> **ページ抜粋**:
図2 印加された電流密度が変化する時のコーティングの明度(白色度)は、≧2A/dmの電流密度が選択される限り、ほぼ一定である。
図3 合金の明度(白色度)は、もはや約50%のロジウムの割合を超えて向上しない。従って、この範囲の合金組成における小さな差はほとんど重要ではない。
図4 合金組成は、≧2A/dmの広い電流密度の範囲にわたってほぼ一定のままである。

【特許請求の範囲】
【請求項1】
合金のロジウム含量が少なくとも40質量%から85質量%以下までの範囲である、プラチナとロジウムの合金の、特に、装飾物品上への電着法において、
電解が、≦1のpH及び≧2A/dmの電流密度で、電解浴として、
a)0.4〜5.0g/lのプラチナイオン、
b)1.0〜5.0g/lのロジウムイオン及び場合により
c)支持電解質、光沢剤、界面活性剤、湿潤剤、貴金属を錯化する配位子及び安定剤からなる群から選択される1種又は複数種の添加剤
を含む水溶液中で実施されることを特徴とする、電着法。

> **所与の情報**:
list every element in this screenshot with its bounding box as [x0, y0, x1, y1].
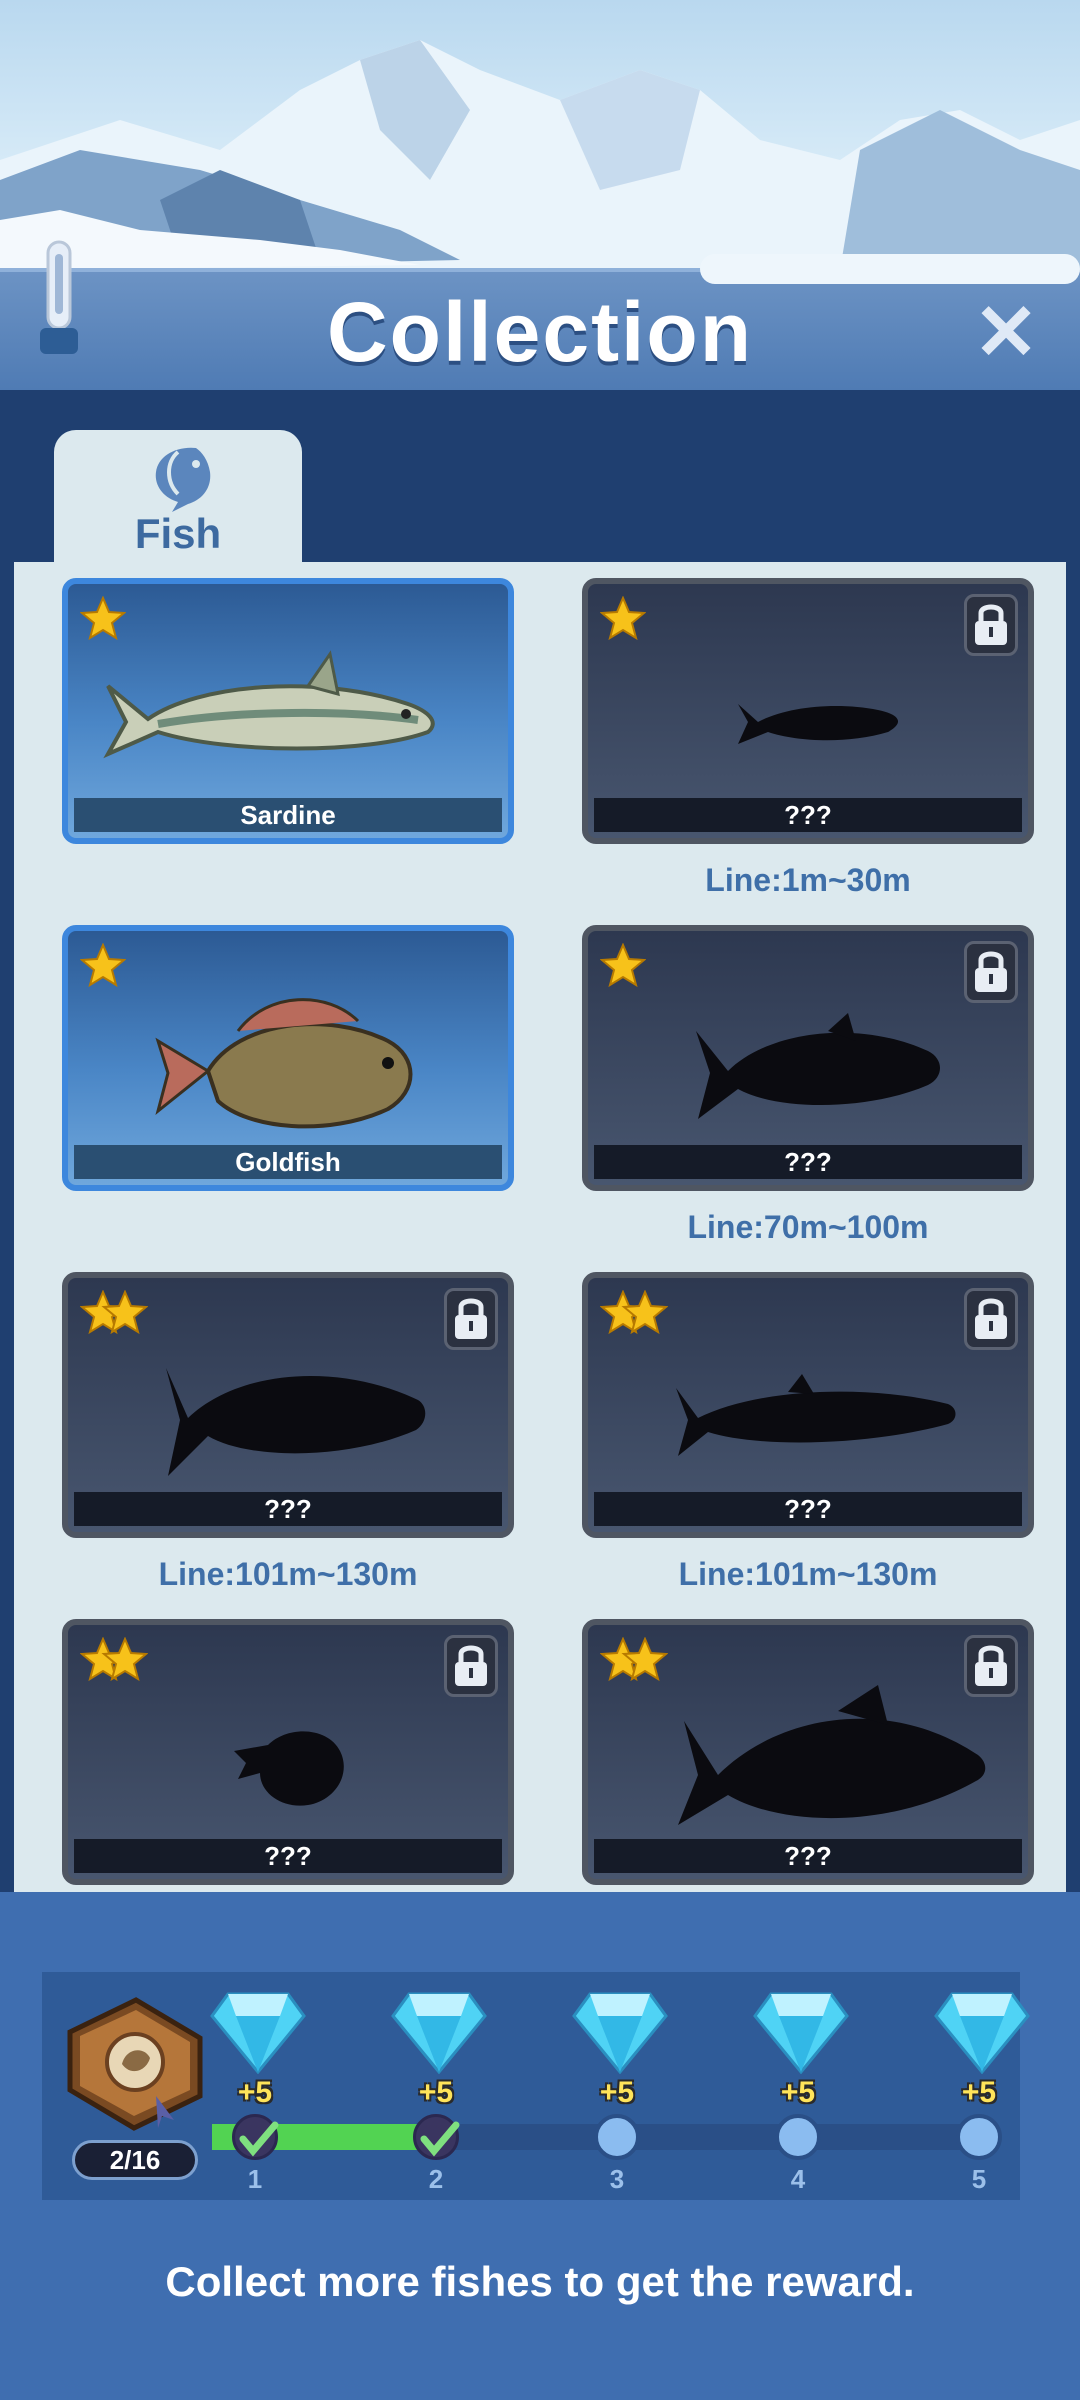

> **課題**: プラチナとロジウムの合金の電着法に関する特許文を、最後の文の後から続けてもらえますか。

> **解答**:
【請求項2】
水性電解浴が100ml/l以下の濃度の硫酸により酸性化されることを特徴とする、請求項1記載の方法。
【請求項3】
温度が堆積の間20〜70℃の範囲であることを特徴とする、請求項1又は2記載の方法。
【請求項4】
混合金属酸化物アノードがアノードとして使用されることを特徴とする、請求項1から3までのいずれか1項記載の方法。
【請求項5】
電流密度が7.0A/dm以下であることを特徴とする、請求項1から4までのいずれか1項記載の方法。
【請求項6】
プラチナイオンが、アンモニア、モノアミン又はオリゴアミンなどの窒素配位子を有する錯塩の形で使用されることを特徴とする、請求項1から5までのいずれか1項記載の方法。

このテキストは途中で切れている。